** START Data shown **

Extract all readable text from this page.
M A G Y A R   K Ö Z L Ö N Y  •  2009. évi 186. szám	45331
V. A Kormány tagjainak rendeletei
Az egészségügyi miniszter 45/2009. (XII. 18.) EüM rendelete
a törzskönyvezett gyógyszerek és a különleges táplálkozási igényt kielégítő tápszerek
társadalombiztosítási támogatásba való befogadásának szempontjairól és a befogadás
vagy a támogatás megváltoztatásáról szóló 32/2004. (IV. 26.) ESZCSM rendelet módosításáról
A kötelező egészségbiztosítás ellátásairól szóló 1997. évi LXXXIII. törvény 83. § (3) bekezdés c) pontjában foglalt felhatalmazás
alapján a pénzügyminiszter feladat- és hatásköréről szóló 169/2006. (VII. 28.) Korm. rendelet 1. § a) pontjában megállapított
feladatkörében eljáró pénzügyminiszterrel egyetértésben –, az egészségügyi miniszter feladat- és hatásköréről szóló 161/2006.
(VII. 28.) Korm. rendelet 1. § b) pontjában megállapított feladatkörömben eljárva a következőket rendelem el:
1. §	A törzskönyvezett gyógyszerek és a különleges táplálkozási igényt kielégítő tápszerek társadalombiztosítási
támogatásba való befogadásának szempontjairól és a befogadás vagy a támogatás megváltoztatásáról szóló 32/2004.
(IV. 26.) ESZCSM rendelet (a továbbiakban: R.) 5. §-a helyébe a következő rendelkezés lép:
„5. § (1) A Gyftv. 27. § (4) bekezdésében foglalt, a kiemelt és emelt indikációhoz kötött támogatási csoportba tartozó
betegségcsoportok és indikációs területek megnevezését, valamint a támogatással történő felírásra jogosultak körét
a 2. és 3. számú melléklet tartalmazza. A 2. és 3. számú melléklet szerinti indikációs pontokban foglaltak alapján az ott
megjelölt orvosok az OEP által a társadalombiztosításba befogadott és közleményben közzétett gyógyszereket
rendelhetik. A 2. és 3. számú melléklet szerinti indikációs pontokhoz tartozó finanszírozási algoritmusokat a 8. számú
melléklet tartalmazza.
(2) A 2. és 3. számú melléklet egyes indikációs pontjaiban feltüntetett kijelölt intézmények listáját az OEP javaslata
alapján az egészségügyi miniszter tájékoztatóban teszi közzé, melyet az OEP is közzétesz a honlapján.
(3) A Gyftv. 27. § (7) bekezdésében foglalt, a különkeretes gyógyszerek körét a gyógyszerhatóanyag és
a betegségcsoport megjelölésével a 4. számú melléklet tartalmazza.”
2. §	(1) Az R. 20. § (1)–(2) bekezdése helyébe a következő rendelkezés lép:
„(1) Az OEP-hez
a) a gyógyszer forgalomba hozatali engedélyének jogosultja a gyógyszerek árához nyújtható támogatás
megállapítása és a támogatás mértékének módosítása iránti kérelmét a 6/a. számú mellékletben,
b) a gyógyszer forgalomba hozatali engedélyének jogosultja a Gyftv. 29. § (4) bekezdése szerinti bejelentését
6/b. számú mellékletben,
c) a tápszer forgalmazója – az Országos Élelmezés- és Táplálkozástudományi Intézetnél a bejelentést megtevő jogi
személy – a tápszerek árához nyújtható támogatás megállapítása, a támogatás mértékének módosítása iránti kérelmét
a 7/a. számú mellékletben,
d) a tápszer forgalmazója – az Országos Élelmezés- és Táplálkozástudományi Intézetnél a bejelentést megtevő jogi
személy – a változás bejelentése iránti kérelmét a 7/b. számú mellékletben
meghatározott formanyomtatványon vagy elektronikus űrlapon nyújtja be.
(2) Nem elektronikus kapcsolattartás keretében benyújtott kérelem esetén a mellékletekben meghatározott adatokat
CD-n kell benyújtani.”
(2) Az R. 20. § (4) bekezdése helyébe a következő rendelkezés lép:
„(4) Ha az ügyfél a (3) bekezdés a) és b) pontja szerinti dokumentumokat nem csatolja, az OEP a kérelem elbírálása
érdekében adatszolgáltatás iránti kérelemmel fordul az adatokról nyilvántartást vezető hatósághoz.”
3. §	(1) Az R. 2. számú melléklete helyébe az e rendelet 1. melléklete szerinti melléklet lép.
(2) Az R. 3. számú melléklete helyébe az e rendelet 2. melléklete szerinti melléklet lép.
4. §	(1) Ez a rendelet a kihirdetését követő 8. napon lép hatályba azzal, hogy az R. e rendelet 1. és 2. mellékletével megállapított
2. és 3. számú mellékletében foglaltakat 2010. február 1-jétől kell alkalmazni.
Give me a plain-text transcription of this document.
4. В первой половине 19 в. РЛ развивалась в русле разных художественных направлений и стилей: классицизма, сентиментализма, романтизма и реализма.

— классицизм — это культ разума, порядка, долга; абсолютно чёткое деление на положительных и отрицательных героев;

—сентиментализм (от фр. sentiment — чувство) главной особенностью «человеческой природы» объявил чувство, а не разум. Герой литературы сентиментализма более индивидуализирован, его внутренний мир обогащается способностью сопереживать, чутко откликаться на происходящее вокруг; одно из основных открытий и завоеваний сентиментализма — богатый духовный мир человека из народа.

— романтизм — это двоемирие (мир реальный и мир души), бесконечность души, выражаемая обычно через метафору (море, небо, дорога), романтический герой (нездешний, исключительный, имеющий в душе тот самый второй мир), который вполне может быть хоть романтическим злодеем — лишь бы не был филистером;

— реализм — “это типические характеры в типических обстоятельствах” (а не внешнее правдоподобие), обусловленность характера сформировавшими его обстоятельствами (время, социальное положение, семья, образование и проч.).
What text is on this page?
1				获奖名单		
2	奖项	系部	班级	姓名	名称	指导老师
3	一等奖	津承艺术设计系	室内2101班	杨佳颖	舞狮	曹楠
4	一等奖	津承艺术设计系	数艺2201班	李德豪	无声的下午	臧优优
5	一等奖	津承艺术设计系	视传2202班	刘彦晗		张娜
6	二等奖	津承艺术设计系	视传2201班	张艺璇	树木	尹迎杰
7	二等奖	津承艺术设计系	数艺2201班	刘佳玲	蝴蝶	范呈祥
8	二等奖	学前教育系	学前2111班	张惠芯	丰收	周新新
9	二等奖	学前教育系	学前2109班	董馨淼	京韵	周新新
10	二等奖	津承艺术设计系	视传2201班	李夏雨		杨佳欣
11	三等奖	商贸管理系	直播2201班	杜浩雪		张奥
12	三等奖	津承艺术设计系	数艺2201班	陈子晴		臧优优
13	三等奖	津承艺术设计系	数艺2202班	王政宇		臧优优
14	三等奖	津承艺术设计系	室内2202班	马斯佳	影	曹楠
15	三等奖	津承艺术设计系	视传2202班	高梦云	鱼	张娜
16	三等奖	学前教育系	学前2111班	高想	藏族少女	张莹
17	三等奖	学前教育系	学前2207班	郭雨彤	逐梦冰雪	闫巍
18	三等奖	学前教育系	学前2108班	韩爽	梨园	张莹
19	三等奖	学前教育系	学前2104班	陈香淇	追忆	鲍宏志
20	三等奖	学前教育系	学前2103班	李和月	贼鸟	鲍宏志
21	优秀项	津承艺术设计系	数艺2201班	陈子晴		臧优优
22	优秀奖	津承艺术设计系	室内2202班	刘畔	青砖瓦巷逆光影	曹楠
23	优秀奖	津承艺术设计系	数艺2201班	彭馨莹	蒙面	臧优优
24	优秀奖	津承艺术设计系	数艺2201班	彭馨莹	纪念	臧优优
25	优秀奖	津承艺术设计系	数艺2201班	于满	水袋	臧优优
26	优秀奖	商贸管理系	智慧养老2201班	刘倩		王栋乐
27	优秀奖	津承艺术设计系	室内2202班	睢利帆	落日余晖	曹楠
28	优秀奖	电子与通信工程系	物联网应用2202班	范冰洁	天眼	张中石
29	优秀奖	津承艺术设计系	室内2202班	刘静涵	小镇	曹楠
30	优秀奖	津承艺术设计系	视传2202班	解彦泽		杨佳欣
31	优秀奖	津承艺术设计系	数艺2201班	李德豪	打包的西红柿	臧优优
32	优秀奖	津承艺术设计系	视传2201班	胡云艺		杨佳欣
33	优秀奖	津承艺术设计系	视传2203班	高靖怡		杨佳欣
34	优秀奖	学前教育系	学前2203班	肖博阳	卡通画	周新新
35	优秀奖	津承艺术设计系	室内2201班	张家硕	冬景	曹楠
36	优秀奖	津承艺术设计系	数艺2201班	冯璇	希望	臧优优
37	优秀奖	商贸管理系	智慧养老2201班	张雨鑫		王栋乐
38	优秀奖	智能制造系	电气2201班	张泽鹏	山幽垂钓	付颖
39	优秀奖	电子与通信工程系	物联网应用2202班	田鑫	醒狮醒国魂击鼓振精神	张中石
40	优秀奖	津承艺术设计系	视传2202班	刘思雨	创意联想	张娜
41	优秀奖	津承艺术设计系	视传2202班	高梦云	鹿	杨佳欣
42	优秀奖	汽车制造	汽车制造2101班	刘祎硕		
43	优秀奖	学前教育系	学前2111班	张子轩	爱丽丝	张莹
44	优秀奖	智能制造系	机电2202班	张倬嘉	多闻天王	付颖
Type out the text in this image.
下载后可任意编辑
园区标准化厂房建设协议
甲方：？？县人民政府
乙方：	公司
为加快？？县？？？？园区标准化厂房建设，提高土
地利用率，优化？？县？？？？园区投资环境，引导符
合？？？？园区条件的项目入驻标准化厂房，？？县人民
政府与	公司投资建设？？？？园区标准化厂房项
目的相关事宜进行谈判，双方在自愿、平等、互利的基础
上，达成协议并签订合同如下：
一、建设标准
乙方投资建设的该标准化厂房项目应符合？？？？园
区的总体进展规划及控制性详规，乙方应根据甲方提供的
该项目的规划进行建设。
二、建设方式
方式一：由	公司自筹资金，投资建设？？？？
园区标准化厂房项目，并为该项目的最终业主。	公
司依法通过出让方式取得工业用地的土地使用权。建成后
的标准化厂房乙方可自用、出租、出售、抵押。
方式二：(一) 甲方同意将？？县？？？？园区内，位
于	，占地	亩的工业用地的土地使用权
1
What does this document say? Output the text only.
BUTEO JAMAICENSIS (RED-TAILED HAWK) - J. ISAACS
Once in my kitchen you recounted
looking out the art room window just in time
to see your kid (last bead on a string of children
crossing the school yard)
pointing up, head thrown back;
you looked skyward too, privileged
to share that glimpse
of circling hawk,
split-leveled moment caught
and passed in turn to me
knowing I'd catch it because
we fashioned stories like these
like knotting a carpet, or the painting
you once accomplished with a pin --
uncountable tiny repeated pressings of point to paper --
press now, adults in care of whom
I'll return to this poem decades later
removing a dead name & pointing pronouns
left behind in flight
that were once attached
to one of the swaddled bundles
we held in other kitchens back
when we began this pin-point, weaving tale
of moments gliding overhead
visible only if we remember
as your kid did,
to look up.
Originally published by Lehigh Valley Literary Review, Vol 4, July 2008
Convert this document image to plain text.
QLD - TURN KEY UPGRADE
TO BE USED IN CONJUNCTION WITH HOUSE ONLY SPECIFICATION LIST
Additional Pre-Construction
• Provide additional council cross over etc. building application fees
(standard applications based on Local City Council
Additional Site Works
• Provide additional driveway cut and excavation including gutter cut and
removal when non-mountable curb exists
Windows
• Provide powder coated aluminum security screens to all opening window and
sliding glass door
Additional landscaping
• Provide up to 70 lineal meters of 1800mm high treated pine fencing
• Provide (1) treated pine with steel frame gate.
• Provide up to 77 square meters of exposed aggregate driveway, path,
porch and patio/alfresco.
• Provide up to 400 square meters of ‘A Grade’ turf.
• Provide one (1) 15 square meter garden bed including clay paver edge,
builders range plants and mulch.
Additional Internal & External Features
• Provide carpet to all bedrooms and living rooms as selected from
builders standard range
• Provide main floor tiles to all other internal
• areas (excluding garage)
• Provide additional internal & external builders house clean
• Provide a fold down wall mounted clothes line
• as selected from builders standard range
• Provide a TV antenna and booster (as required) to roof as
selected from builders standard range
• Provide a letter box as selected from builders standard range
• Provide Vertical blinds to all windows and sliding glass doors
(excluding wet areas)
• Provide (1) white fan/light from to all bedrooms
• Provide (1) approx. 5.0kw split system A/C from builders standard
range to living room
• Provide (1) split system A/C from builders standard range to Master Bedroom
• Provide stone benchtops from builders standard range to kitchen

** END Data shown **

▶ Written request
Scan the material above. Copy each line that holds the word "plain".

▶ Reply to the task
Give me a plain-text transcription of this document.
Convert this document image to plain text.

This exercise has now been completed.